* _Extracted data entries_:
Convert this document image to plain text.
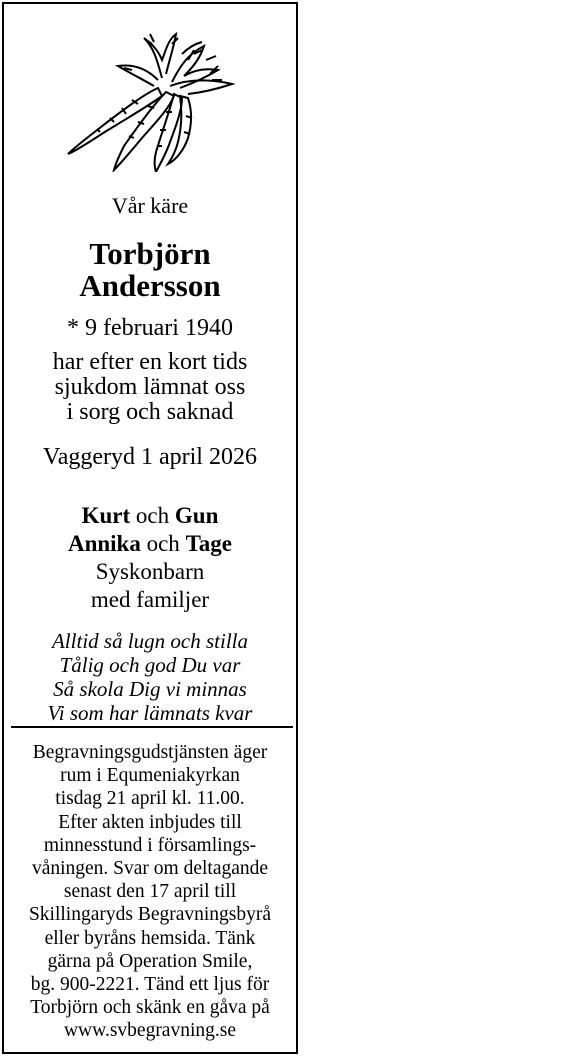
Vår käre
Torbjörn
Andersson
* 9 februari 1940
har efter en kort tids
sjukdom lämnat oss
i sorg och saknad
Vaggeryd 1 april 2026
Kurt och Gun
Annika och Tage
Syskonbarn
med familjer
Alltid så lugn och stilla
Tålig och god Du var
Så skola Dig vi minnas
Vi som har lämnats kvar
Begravningsgudstjänsten äger
rum i Equmeniakyrkan
tisdag 21 april kl. 11.00.
Efter akten inbjudes till
minnesstund i församlings-
våningen. Svar om deltagande
senast den 17 april till
Skillingaryds Begravningsbyrå
eller byråns hemsida. Tänk
gärna på Operation Smile,
bg. 900-2221. Tänd ett ljus för
Torbjörn och skänk en gåva på
www.svbegravning.se
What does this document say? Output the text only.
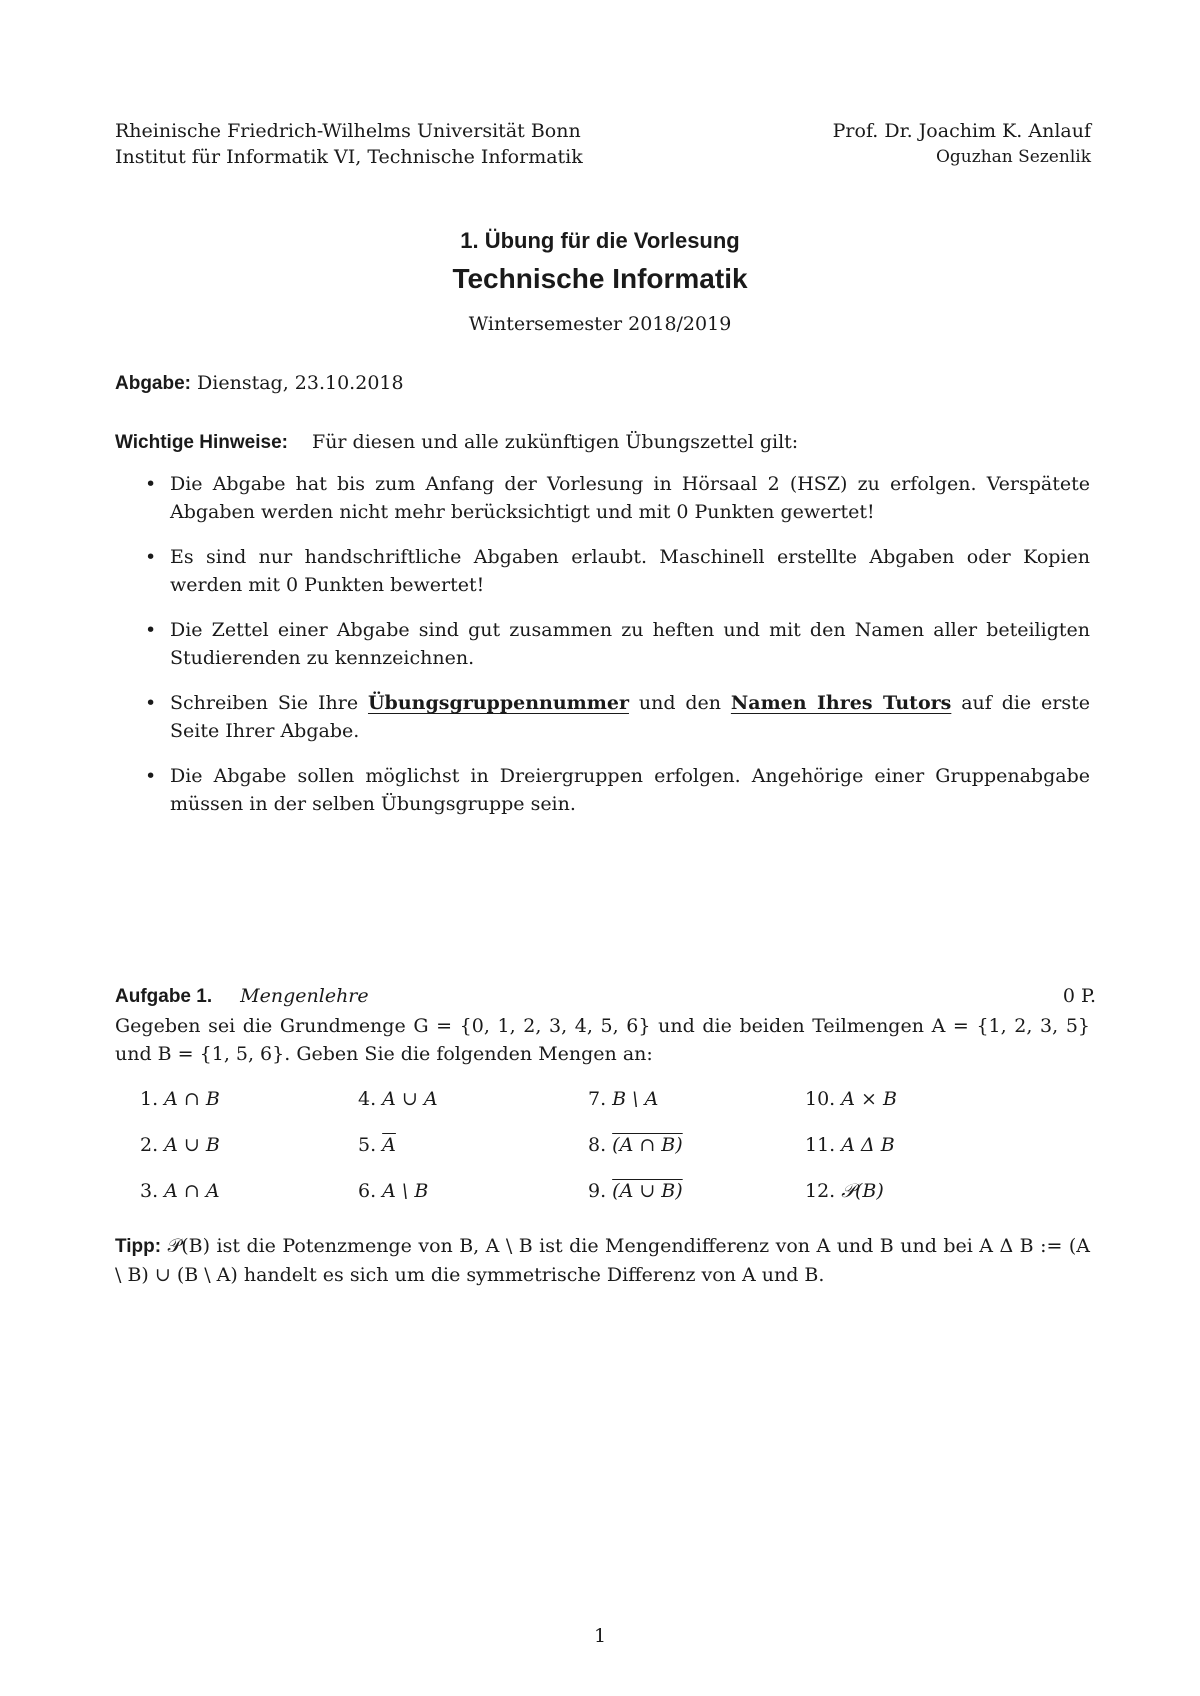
Rheinische Friedrich-Wilhelms Universität Bonn
Institut für Informatik VI, Technische Informatik
Prof. Dr. Joachim K. Anlauf
Oguzhan Sezenlik
1. Übung für die Vorlesung
Technische Informatik
Wintersemester 2018/2019
Abgabe: Dienstag, 23.10.2018
Wichtige Hinweise: Für diesen und alle zukünftigen Übungszettel gilt:
• Die Abgabe hat bis zum Anfang der Vorlesung in Hörsaal 2 (HSZ) zu erfolgen. Verspätete Abgaben werden nicht mehr berücksichtigt und mit 0 Punkten gewertet!
• Es sind nur handschriftliche Abgaben erlaubt. Maschinell erstellte Abgaben oder Kopien werden mit 0 Punkten bewertet!
• Die Zettel einer Abgabe sind gut zusammen zu heften und mit den Namen aller beteiligten Studierenden zu kennzeichnen.
• Schreiben Sie Ihre Übungsgruppennummer und den Namen Ihres Tutors auf die erste Seite Ihrer Abgabe.
• Die Abgabe sollen möglichst in Dreiergruppen erfolgen. Angehörige einer Gruppenabgabe müssen in der selben Übungsgruppe sein.
Aufgabe 1. Mengenlehre	0 P.
Gegeben sei die Grundmenge G = {0, 1, 2, 3, 4, 5, 6} und die beiden Teilmengen A = {1, 2, 3, 5} und B = {1, 5, 6}. Geben Sie die folgenden Mengen an:
1. A ∩ B	4. A ∪ A	7. B \ A	10. A × B
2. A ∪ B	5. $\overline{A}$	8. (A ∩ B)	11. A Δ B
3. A ∩ A	6. A \ B	9. (A ∪ B)	12. 𝒫(B)
Tipp: 𝒫(B) ist die Potenzmenge von B, A \ B ist die Mengendifferenz von A und B und bei A Δ B := (A \ B) ∪ (B \ A) handelt es sich um die symmetrische Differenz von A und B.
1
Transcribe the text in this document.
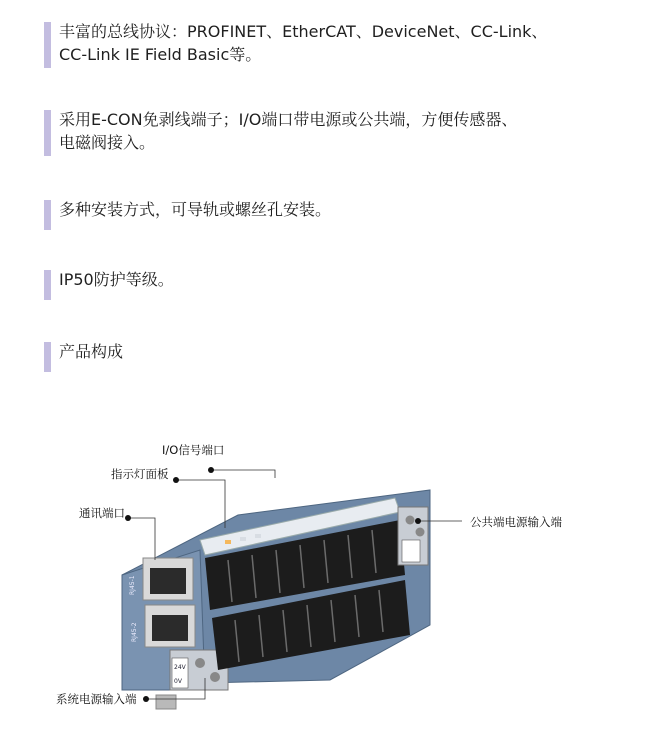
丰富的总线协议：PROFINET、EtherCAT、DeviceNet、CC-Link、
CC-Link IE Field Basic等。
采用E-CON免剥线端子；I/O端口带电源或公共端，方便传感器、
电磁阀接入。
多种安装方式，可导轨或螺丝孔安装。
IP50防护等级。
产品构成
RJ45-1
RJ45-2
24V
0V
PN-8008-1306-8
I/O信号端口
指示灯面板
通讯端口
公共端电源输入端
系统电源输入端
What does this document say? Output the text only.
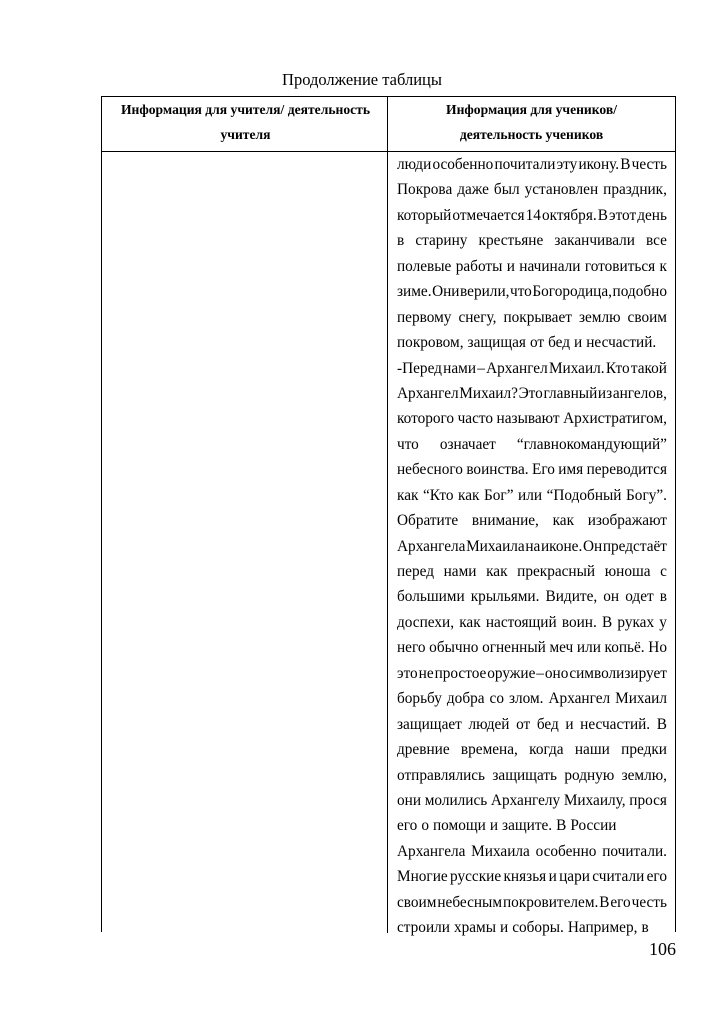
Продолжение таблицы
Информация для учителя/ деятельность
учителя
Информация для учеников/
деятельность учеников
люди особенно почитали эту икону. В честь
Покрова даже был установлен праздник,
который отмечается 14 октября. В этот день
в старину крестьяне заканчивали все
полевые работы и начинали готовиться к
зиме. Они верили, что Богородица, подобно
первому снегу, покрывает землю своим
покровом, защищая от бед и несчастий.
-Перед нами – Архангел Михаил. Кто такой
Архангел Михаил? Это главный из ангелов,
которого часто называют Архистратигом,
что означает “главнокомандующий”
небесного воинства. Его имя переводится
как “Кто как Бог” или “Подобный Богу”.
Обратите внимание, как изображают
Архангела Михаила на иконе. Он предстаёт
перед нами как прекрасный юноша с
большими крыльями. Видите, он одет в
доспехи, как настоящий воин. В руках у
него обычно огненный меч или копьё. Но
это не простое оружие – оно символизирует
борьбу добра со злом. Архангел Михаил
защищает людей от бед и несчастий. В
древние времена, когда наши предки
отправлялись защищать родную землю,
они молились Архангелу Михаилу, прося
его о помощи и защите. В России
Архангела Михаила особенно почитали.
Многие русские князья и цари считали его
своим небесным покровителем. В его честь
строили храмы и соборы. Например, в
106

* _Task_:
Copy the records exactly. Skip the pictures.

* _Solution_:
Convert this document image to plain text.
Vår käre
Torbjörn
Andersson
* 9 februari 1940
har efter en kort tids
sjukdom lämnat oss
i sorg och saknad
Vaggeryd 1 april 2026
Kurt och Gun
Annika och Tage
Syskonbarn
med familjer
Alltid så lugn och stilla
Tålig och god Du var
Så skola Dig vi minnas
Vi som har lämnats kvar
Begravningsgudstjänsten äger
rum i Equmeniakyrkan
tisdag 21 april kl. 11.00.
Efter akten inbjudes till
minnesstund i församlings-
våningen. Svar om deltagande
senast den 17 april till
Skillingaryds Begravningsbyrå
eller byråns hemsida. Tänk
gärna på Operation Smile,
bg. 900-2221. Tänd ett ljus för
Torbjörn och skänk en gåva på
www.svbegravning.se
What does this document say? Output the text only.
Rheinische Friedrich-Wilhelms Universität Bonn
Institut für Informatik VI, Technische Informatik
Prof. Dr. Joachim K. Anlauf
Oguzhan Sezenlik
1. Übung für die Vorlesung
Technische Informatik
Wintersemester 2018/2019
Abgabe: Dienstag, 23.10.2018
Wichtige Hinweise: Für diesen und alle zukünftigen Übungszettel gilt:
• Die Abgabe hat bis zum Anfang der Vorlesung in Hörsaal 2 (HSZ) zu erfolgen. Verspätete Abgaben werden nicht mehr berücksichtigt und mit 0 Punkten gewertet!
• Es sind nur handschriftliche Abgaben erlaubt. Maschinell erstellte Abgaben oder Kopien werden mit 0 Punkten bewertet!
• Die Zettel einer Abgabe sind gut zusammen zu heften und mit den Namen aller beteiligten Studierenden zu kennzeichnen.
• Schreiben Sie Ihre Übungsgruppennummer und den Namen Ihres Tutors auf die erste Seite Ihrer Abgabe.
• Die Abgabe sollen möglichst in Dreiergruppen erfolgen. Angehörige einer Gruppenabgabe müssen in der selben Übungsgruppe sein.
Aufgabe 1. Mengenlehre	0 P.
Gegeben sei die Grundmenge G = {0, 1, 2, 3, 4, 5, 6} und die beiden Teilmengen A = {1, 2, 3, 5} und B = {1, 5, 6}. Geben Sie die folgenden Mengen an:
1. A ∩ B	4. A ∪ A	7. B \ A	10. A × B
2. A ∪ B	5. $\overline{A}$	8. (A ∩ B)	11. A Δ B
3. A ∩ A	6. A \ B	9. (A ∪ B)	12. 𝒫(B)
Tipp: 𝒫(B) ist die Potenzmenge von B, A \ B ist die Mengendifferenz von A und B und bei A Δ B := (A \ B) ∪ (B \ A) handelt es sich um die symmetrische Differenz von A und B.
1
Transcribe the text in this document.
丰富的总线协议：PROFINET、EtherCAT、DeviceNet、CC-Link、
CC-Link IE Field Basic等。
采用E-CON免剥线端子；I/O端口带电源或公共端，方便传感器、
电磁阀接入。
多种安装方式，可导轨或螺丝孔安装。
IP50防护等级。
产品构成
RJ45-1
RJ45-2
24V
0V
PN-8008-1306-8
I/O信号端口
指示灯面板
通讯端口
公共端电源输入端
系统电源输入端
What does this document say? Output the text only.
Продолжение таблицы
Информация для учителя/ деятельность
учителя
Информация для учеников/
деятельность учеников
люди особенно почитали эту икону. В честь
Покрова даже был установлен праздник,
который отмечается 14 октября. В этот день
в старину крестьяне заканчивали все
полевые работы и начинали готовиться к
зиме. Они верили, что Богородица, подобно
первому снегу, покрывает землю своим
покровом, защищая от бед и несчастий.
-Перед нами – Архангел Михаил. Кто такой
Архангел Михаил? Это главный из ангелов,
которого часто называют Архистратигом,
что означает “главнокомандующий”
небесного воинства. Его имя переводится
как “Кто как Бог” или “Подобный Богу”.
Обратите внимание, как изображают
Архангела Михаила на иконе. Он предстаёт
перед нами как прекрасный юноша с
большими крыльями. Видите, он одет в
доспехи, как настоящий воин. В руках у
него обычно огненный меч или копьё. Но
это не простое оружие – оно символизирует
борьбу добра со злом. Архангел Михаил
защищает людей от бед и несчастий. В
древние времена, когда наши предки
отправлялись защищать родную землю,
они молились Архангелу Михаилу, прося
его о помощи и защите. В России
Архангела Михаила особенно почитали.
Многие русские князья и цари считали его
своим небесным покровителем. В его честь
строили храмы и соборы. Например, в
106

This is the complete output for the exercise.